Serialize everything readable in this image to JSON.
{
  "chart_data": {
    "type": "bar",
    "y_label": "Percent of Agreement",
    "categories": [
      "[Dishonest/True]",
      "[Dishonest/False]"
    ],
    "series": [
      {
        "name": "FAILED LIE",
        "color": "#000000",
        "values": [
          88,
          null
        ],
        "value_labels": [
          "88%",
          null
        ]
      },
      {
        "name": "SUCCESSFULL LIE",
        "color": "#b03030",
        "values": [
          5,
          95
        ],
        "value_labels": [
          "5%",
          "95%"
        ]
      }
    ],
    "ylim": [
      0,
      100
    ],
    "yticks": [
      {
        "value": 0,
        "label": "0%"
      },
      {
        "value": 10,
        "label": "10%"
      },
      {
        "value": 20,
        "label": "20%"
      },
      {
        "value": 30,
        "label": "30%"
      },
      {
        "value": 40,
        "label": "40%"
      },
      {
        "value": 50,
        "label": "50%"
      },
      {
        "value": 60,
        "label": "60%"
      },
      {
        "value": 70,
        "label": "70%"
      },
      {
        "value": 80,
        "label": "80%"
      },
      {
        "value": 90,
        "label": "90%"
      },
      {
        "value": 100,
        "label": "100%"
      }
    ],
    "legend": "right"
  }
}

--

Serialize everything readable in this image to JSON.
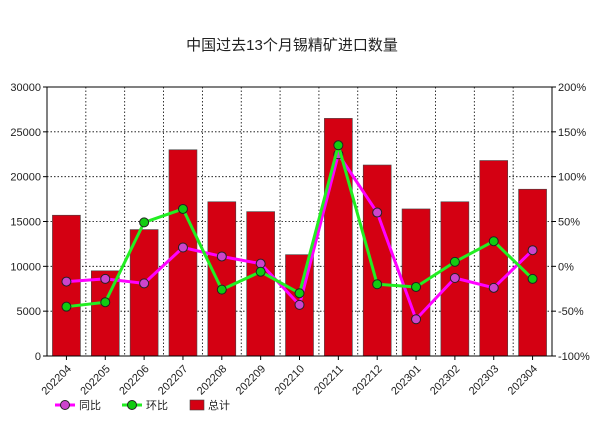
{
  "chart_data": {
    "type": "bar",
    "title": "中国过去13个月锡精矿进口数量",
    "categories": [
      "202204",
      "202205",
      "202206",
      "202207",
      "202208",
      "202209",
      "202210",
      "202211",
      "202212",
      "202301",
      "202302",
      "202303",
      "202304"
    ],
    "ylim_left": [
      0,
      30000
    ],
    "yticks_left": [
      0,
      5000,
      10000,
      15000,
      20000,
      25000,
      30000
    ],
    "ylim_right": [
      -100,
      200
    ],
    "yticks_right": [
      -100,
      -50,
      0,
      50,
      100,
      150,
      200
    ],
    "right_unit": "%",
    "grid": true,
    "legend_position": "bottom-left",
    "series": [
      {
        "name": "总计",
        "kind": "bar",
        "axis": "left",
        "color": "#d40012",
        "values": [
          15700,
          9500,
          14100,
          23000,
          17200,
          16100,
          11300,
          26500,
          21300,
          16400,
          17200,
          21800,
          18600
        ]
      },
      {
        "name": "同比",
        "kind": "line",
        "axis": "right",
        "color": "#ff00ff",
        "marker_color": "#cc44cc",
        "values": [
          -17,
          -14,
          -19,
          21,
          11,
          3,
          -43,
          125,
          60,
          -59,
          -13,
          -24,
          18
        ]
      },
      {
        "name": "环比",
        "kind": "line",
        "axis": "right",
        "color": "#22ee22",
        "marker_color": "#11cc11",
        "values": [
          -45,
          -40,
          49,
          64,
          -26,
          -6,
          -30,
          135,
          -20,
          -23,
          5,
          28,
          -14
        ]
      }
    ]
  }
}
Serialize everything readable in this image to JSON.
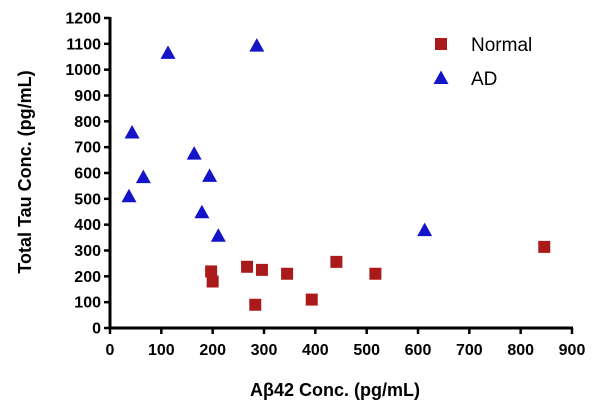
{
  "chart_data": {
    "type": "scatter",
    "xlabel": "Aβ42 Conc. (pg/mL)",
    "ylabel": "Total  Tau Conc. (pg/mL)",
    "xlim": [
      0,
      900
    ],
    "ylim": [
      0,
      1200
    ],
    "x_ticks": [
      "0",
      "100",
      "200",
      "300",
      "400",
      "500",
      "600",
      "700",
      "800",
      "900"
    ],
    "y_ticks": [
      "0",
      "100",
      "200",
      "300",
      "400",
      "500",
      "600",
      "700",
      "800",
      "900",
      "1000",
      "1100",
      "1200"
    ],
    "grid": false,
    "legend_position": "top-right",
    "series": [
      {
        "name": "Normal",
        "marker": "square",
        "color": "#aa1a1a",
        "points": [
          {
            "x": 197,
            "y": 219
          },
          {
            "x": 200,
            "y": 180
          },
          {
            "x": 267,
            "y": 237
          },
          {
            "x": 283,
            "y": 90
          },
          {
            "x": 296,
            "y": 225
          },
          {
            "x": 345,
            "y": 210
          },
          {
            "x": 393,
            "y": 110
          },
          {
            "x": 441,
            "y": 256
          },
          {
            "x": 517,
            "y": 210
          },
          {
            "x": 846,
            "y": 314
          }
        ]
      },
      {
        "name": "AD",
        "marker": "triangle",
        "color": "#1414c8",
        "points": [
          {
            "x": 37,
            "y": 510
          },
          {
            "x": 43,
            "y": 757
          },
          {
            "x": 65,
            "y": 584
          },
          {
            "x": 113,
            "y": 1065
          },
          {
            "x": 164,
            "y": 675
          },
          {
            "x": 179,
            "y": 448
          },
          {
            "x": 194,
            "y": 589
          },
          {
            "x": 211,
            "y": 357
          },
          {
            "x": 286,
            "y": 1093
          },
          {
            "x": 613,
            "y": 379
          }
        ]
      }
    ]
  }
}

▸ Work to do: Return all lines containing "name".

▸ Correct result:
        "name": "FAILED LIE",
        "name": "SUCCESSFULL LIE",
        "name": "总计",
        "name": "同比",
        "name": "环比",
        "name": "Normal",
        "name": "AD",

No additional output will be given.